Records supplied:

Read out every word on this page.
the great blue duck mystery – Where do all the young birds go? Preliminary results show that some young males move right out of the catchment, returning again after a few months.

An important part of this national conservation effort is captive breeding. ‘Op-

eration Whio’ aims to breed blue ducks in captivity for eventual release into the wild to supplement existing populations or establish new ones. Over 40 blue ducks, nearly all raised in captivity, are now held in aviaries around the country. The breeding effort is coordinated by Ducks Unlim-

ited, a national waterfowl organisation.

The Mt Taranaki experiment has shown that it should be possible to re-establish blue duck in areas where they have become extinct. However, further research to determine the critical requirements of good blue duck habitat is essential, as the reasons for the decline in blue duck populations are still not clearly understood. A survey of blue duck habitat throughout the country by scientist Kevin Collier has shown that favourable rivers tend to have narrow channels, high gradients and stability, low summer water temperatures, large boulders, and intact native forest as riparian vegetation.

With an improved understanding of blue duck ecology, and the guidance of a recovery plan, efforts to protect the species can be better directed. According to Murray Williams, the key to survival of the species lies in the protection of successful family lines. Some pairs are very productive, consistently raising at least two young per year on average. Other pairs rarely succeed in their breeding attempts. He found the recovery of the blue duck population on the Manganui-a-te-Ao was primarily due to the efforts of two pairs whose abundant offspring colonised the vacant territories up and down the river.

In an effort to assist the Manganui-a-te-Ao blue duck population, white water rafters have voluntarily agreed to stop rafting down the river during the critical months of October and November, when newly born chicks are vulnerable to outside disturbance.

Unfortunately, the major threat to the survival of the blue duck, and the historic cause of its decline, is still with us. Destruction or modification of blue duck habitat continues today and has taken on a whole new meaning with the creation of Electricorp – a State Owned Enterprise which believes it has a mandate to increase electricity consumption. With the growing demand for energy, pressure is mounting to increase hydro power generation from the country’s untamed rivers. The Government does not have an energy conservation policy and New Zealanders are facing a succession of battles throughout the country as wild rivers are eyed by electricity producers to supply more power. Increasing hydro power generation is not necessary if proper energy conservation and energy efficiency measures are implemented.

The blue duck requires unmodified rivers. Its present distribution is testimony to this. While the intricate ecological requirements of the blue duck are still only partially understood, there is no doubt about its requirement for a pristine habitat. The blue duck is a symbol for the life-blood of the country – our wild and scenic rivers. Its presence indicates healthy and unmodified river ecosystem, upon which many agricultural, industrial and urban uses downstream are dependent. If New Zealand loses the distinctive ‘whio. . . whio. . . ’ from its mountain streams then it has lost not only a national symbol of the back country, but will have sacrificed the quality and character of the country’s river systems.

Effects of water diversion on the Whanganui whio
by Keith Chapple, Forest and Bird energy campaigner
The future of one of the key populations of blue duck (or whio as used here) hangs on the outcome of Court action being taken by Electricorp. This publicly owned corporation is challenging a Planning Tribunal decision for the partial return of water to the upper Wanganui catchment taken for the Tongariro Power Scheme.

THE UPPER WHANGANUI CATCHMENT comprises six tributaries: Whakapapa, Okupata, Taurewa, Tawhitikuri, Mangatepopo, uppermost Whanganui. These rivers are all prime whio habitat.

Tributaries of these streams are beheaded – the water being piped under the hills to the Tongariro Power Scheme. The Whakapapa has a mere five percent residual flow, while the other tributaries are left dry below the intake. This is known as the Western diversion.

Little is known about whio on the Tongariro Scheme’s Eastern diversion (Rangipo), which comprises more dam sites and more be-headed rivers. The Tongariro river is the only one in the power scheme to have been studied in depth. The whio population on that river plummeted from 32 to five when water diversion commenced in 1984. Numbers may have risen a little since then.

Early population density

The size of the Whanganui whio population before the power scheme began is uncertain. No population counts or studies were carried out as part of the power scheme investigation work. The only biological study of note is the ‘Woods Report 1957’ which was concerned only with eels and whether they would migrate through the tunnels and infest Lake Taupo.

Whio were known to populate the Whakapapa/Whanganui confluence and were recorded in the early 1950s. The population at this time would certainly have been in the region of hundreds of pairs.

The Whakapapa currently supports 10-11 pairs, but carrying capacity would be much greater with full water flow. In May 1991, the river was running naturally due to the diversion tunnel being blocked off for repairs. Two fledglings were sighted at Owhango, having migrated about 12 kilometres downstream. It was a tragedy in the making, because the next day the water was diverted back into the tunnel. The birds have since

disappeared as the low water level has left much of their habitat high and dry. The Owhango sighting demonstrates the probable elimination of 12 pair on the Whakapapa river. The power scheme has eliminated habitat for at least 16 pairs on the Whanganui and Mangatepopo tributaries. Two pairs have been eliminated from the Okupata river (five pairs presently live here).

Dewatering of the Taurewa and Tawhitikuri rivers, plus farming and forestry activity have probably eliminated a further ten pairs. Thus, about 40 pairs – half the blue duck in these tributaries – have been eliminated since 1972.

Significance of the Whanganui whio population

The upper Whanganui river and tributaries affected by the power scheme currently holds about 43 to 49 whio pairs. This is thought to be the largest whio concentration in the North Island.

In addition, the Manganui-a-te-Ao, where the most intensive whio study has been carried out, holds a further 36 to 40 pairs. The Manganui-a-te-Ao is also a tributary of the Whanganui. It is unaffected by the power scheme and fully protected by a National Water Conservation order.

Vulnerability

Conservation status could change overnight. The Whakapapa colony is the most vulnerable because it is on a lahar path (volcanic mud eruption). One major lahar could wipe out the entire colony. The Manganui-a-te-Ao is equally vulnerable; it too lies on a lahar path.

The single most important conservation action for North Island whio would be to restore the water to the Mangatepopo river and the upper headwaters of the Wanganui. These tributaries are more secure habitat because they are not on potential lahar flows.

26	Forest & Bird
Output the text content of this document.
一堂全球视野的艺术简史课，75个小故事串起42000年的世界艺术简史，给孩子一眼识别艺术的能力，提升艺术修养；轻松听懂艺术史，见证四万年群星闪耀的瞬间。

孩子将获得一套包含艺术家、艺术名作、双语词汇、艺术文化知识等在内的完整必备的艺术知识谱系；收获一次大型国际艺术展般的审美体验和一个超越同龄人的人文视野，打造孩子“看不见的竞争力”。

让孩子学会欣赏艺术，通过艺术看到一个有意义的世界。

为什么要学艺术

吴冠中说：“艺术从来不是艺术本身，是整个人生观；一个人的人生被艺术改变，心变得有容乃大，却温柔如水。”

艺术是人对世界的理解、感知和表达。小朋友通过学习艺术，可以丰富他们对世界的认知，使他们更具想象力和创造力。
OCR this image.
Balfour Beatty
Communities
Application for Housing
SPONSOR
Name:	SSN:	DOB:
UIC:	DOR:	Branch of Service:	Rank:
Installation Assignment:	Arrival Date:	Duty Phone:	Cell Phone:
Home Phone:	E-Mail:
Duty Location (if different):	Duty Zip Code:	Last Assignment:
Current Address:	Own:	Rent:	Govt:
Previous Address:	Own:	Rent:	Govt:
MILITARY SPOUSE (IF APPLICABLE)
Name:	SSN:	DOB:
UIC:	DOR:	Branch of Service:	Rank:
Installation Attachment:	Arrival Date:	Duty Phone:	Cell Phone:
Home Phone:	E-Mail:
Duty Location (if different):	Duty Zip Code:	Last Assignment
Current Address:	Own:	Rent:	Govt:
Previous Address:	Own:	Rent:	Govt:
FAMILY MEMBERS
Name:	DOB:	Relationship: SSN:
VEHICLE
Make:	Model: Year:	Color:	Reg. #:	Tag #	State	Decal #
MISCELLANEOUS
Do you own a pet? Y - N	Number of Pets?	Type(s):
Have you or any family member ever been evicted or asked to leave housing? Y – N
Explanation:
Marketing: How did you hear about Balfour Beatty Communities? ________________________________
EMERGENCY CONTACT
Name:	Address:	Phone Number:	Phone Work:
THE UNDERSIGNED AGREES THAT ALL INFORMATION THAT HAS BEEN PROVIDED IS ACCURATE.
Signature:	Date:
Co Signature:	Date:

What you will do:
Your task is to reproduce all of the records exactly.

Exercise result:
Read out every word on this page.
the great blue duck mystery – Where do all the young birds go? Preliminary results show that some young males move right out of the catchment, returning again after a few months.

An important part of this national conservation effort is captive breeding. ‘Op-

eration Whio’ aims to breed blue ducks in captivity for eventual release into the wild to supplement existing populations or establish new ones. Over 40 blue ducks, nearly all raised in captivity, are now held in aviaries around the country. The breeding effort is coordinated by Ducks Unlim-

ited, a national waterfowl organisation.

The Mt Taranaki experiment has shown that it should be possible to re-establish blue duck in areas where they have become extinct. However, further research to determine the critical requirements of good blue duck habitat is essential, as the reasons for the decline in blue duck populations are still not clearly understood. A survey of blue duck habitat throughout the country by scientist Kevin Collier has shown that favourable rivers tend to have narrow channels, high gradients and stability, low summer water temperatures, large boulders, and intact native forest as riparian vegetation.

With an improved understanding of blue duck ecology, and the guidance of a recovery plan, efforts to protect the species can be better directed. According to Murray Williams, the key to survival of the species lies in the protection of successful family lines. Some pairs are very productive, consistently raising at least two young per year on average. Other pairs rarely succeed in their breeding attempts. He found the recovery of the blue duck population on the Manganui-a-te-Ao was primarily due to the efforts of two pairs whose abundant offspring colonised the vacant territories up and down the river.

In an effort to assist the Manganui-a-te-Ao blue duck population, white water rafters have voluntarily agreed to stop rafting down the river during the critical months of October and November, when newly born chicks are vulnerable to outside disturbance.

Unfortunately, the major threat to the survival of the blue duck, and the historic cause of its decline, is still with us. Destruction or modification of blue duck habitat continues today and has taken on a whole new meaning with the creation of Electricorp – a State Owned Enterprise which believes it has a mandate to increase electricity consumption. With the growing demand for energy, pressure is mounting to increase hydro power generation from the country’s untamed rivers. The Government does not have an energy conservation policy and New Zealanders are facing a succession of battles throughout the country as wild rivers are eyed by electricity producers to supply more power. Increasing hydro power generation is not necessary if proper energy conservation and energy efficiency measures are implemented.

The blue duck requires unmodified rivers. Its present distribution is testimony to this. While the intricate ecological requirements of the blue duck are still only partially understood, there is no doubt about its requirement for a pristine habitat. The blue duck is a symbol for the life-blood of the country – our wild and scenic rivers. Its presence indicates healthy and unmodified river ecosystem, upon which many agricultural, industrial and urban uses downstream are dependent. If New Zealand loses the distinctive ‘whio. . . whio. . . ’ from its mountain streams then it has lost not only a national symbol of the back country, but will have sacrificed the quality and character of the country’s river systems.

Effects of water diversion on the Whanganui whio
by Keith Chapple, Forest and Bird energy campaigner
The future of one of the key populations of blue duck (or whio as used here) hangs on the outcome of Court action being taken by Electricorp. This publicly owned corporation is challenging a Planning Tribunal decision for the partial return of water to the upper Wanganui catchment taken for the Tongariro Power Scheme.

THE UPPER WHANGANUI CATCHMENT comprises six tributaries: Whakapapa, Okupata, Taurewa, Tawhitikuri, Mangatepopo, uppermost Whanganui. These rivers are all prime whio habitat.

Tributaries of these streams are beheaded – the water being piped under the hills to the Tongariro Power Scheme. The Whakapapa has a mere five percent residual flow, while the other tributaries are left dry below the intake. This is known as the Western diversion.

Little is known about whio on the Tongariro Scheme’s Eastern diversion (Rangipo), which comprises more dam sites and more be-headed rivers. The Tongariro river is the only one in the power scheme to have been studied in depth. The whio population on that river plummeted from 32 to five when water diversion commenced in 1984. Numbers may have risen a little since then.

Early population density

The size of the Whanganui whio population before the power scheme began is uncertain. No population counts or studies were carried out as part of the power scheme investigation work. The only biological study of note is the ‘Woods Report 1957’ which was concerned only with eels and whether they would migrate through the tunnels and infest Lake Taupo.

Whio were known to populate the Whakapapa/Whanganui confluence and were recorded in the early 1950s. The population at this time would certainly have been in the region of hundreds of pairs.

The Whakapapa currently supports 10-11 pairs, but carrying capacity would be much greater with full water flow. In May 1991, the river was running naturally due to the diversion tunnel being blocked off for repairs. Two fledglings were sighted at Owhango, having migrated about 12 kilometres downstream. It was a tragedy in the making, because the next day the water was diverted back into the tunnel. The birds have since

disappeared as the low water level has left much of their habitat high and dry. The Owhango sighting demonstrates the probable elimination of 12 pair on the Whakapapa river. The power scheme has eliminated habitat for at least 16 pairs on the Whanganui and Mangatepopo tributaries. Two pairs have been eliminated from the Okupata river (five pairs presently live here).

Dewatering of the Taurewa and Tawhitikuri rivers, plus farming and forestry activity have probably eliminated a further ten pairs. Thus, about 40 pairs – half the blue duck in these tributaries – have been eliminated since 1972.

Significance of the Whanganui whio population

The upper Whanganui river and tributaries affected by the power scheme currently holds about 43 to 49 whio pairs. This is thought to be the largest whio concentration in the North Island.

In addition, the Manganui-a-te-Ao, where the most intensive whio study has been carried out, holds a further 36 to 40 pairs. The Manganui-a-te-Ao is also a tributary of the Whanganui. It is unaffected by the power scheme and fully protected by a National Water Conservation order.

Vulnerability

Conservation status could change overnight. The Whakapapa colony is the most vulnerable because it is on a lahar path (volcanic mud eruption). One major lahar could wipe out the entire colony. The Manganui-a-te-Ao is equally vulnerable; it too lies on a lahar path.

The single most important conservation action for North Island whio would be to restore the water to the Mangatepopo river and the upper headwaters of the Wanganui. These tributaries are more secure habitat because they are not on potential lahar flows.

26	Forest & Bird
Output the text content of this document.
一堂全球视野的艺术简史课，75个小故事串起42000年的世界艺术简史，给孩子一眼识别艺术的能力，提升艺术修养；轻松听懂艺术史，见证四万年群星闪耀的瞬间。

孩子将获得一套包含艺术家、艺术名作、双语词汇、艺术文化知识等在内的完整必备的艺术知识谱系；收获一次大型国际艺术展般的审美体验和一个超越同龄人的人文视野，打造孩子“看不见的竞争力”。

让孩子学会欣赏艺术，通过艺术看到一个有意义的世界。

为什么要学艺术

吴冠中说：“艺术从来不是艺术本身，是整个人生观；一个人的人生被艺术改变，心变得有容乃大，却温柔如水。”

艺术是人对世界的理解、感知和表达。小朋友通过学习艺术，可以丰富他们对世界的认知，使他们更具想象力和创造力。
OCR this image.
Balfour Beatty
Communities
Application for Housing
SPONSOR
Name:	SSN:	DOB:
UIC:	DOR:	Branch of Service:	Rank:
Installation Assignment:	Arrival Date:	Duty Phone:	Cell Phone:
Home Phone:	E-Mail:
Duty Location (if different):	Duty Zip Code:	Last Assignment:
Current Address:	Own:	Rent:	Govt:
Previous Address:	Own:	Rent:	Govt:
MILITARY SPOUSE (IF APPLICABLE)
Name:	SSN:	DOB:
UIC:	DOR:	Branch of Service:	Rank:
Installation Attachment:	Arrival Date:	Duty Phone:	Cell Phone:
Home Phone:	E-Mail:
Duty Location (if different):	Duty Zip Code:	Last Assignment
Current Address:	Own:	Rent:	Govt:
Previous Address:	Own:	Rent:	Govt:
FAMILY MEMBERS
Name:	DOB:	Relationship: SSN:
VEHICLE
Make:	Model: Year:	Color:	Reg. #:	Tag #	State	Decal #
MISCELLANEOUS
Do you own a pet? Y - N	Number of Pets?	Type(s):
Have you or any family member ever been evicted or asked to leave housing? Y – N
Explanation:
Marketing: How did you hear about Balfour Beatty Communities? ________________________________
EMERGENCY CONTACT
Name:	Address:	Phone Number:	Phone Work:
THE UNDERSIGNED AGREES THAT ALL INFORMATION THAT HAS BEEN PROVIDED IS ACCURATE.
Signature:	Date:
Co Signature:	Date:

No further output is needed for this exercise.